Data entries:
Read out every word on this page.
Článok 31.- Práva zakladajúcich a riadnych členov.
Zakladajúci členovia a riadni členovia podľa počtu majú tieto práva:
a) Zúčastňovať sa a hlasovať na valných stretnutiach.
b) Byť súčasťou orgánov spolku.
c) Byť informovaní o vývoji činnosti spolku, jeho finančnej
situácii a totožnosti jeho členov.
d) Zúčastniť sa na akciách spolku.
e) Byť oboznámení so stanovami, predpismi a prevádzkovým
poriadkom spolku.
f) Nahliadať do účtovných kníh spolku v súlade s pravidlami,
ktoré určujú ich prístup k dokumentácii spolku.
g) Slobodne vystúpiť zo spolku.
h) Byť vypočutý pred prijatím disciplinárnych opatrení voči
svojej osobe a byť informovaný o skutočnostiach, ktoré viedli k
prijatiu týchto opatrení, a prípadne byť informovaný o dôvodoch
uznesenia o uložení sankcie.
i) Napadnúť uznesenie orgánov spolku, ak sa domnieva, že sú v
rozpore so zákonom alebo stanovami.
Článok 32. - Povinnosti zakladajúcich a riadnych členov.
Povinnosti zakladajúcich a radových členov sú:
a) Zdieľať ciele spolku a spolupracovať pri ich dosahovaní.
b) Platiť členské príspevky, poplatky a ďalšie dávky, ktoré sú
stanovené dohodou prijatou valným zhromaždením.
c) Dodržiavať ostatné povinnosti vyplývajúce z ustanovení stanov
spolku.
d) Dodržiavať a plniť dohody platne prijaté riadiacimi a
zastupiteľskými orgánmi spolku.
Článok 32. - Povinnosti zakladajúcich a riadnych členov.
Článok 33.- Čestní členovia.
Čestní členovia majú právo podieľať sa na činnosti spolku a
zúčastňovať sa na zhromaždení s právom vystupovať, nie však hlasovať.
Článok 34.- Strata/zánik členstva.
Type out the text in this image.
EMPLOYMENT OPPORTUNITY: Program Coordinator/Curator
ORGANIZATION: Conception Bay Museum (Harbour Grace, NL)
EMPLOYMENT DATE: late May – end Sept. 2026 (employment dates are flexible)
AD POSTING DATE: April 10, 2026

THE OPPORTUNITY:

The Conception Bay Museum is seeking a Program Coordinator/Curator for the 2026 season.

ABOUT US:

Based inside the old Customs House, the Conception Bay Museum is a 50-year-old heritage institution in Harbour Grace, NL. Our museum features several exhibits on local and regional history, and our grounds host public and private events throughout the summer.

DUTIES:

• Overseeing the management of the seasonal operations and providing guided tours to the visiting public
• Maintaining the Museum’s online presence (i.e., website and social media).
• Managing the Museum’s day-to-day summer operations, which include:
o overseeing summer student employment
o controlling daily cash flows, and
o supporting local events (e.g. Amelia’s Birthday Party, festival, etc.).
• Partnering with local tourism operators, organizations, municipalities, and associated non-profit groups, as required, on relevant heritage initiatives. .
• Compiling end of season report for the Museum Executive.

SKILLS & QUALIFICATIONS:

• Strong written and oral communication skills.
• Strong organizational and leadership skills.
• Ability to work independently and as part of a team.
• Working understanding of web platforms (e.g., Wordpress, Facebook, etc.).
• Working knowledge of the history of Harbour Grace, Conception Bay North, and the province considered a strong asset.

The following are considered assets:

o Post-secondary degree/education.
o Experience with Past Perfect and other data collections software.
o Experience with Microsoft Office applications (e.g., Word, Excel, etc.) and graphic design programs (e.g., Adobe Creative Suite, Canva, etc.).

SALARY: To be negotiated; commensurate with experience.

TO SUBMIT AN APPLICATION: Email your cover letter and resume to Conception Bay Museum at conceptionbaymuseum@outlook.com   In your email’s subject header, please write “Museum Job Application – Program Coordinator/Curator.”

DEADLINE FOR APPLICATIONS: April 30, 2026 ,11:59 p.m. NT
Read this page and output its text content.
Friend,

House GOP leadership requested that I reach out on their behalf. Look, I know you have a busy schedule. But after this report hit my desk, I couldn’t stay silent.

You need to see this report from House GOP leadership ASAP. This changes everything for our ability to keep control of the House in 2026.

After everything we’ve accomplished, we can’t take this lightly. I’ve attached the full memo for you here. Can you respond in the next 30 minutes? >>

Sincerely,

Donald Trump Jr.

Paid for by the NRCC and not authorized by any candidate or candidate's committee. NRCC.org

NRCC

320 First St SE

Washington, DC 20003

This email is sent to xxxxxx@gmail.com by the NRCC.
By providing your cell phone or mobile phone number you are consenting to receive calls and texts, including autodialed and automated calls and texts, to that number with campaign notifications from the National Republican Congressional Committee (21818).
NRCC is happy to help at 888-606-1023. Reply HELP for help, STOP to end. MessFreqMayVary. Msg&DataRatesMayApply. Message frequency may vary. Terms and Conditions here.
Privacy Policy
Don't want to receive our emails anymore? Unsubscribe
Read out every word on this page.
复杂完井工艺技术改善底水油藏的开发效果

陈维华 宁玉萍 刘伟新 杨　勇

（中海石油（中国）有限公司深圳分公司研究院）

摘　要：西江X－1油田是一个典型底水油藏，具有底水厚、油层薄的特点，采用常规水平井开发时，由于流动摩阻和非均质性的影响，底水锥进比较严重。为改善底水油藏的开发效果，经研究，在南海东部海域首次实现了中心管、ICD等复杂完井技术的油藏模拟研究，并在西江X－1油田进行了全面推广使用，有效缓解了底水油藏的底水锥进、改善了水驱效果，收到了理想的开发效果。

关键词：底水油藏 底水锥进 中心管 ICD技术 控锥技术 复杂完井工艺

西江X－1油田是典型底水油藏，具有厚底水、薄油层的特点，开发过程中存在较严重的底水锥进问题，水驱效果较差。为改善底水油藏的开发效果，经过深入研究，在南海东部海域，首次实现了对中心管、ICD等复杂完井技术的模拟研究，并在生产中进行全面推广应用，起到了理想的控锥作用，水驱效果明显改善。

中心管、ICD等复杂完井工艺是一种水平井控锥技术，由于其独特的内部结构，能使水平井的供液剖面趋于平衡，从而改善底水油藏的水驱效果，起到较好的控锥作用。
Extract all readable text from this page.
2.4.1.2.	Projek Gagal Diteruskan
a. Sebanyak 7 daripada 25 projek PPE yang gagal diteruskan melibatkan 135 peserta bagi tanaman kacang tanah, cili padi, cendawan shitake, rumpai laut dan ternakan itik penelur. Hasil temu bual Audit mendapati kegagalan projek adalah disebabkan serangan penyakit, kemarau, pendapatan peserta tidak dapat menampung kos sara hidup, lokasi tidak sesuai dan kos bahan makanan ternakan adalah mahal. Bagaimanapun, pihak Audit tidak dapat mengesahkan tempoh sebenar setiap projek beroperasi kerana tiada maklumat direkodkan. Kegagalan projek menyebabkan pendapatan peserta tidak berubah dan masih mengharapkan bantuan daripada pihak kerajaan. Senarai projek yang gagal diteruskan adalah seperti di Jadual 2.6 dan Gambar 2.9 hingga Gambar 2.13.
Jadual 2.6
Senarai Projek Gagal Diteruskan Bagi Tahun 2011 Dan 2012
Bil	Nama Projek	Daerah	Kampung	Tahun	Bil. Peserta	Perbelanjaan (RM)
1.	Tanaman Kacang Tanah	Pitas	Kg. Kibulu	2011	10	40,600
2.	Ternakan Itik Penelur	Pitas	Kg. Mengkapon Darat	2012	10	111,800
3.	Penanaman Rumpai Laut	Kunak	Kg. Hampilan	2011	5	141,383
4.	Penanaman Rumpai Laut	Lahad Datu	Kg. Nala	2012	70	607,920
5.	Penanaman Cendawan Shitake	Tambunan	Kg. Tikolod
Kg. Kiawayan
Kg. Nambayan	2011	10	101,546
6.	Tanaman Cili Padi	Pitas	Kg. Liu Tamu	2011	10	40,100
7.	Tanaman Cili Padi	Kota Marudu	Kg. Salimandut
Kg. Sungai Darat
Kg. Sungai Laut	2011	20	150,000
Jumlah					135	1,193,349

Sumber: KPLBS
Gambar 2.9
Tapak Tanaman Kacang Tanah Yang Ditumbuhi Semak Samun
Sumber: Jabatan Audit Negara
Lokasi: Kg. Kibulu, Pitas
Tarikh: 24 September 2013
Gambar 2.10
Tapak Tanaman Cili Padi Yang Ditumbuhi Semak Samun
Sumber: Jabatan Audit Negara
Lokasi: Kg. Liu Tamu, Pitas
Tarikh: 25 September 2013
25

● What to produce: Read the entries and show each line that mentions "operations".

● Exercise response:
• Overseeing the management of the seasonal operations and providing guided tours to the visiting public
• Managing the Museum’s day-to-day summer operations, which include:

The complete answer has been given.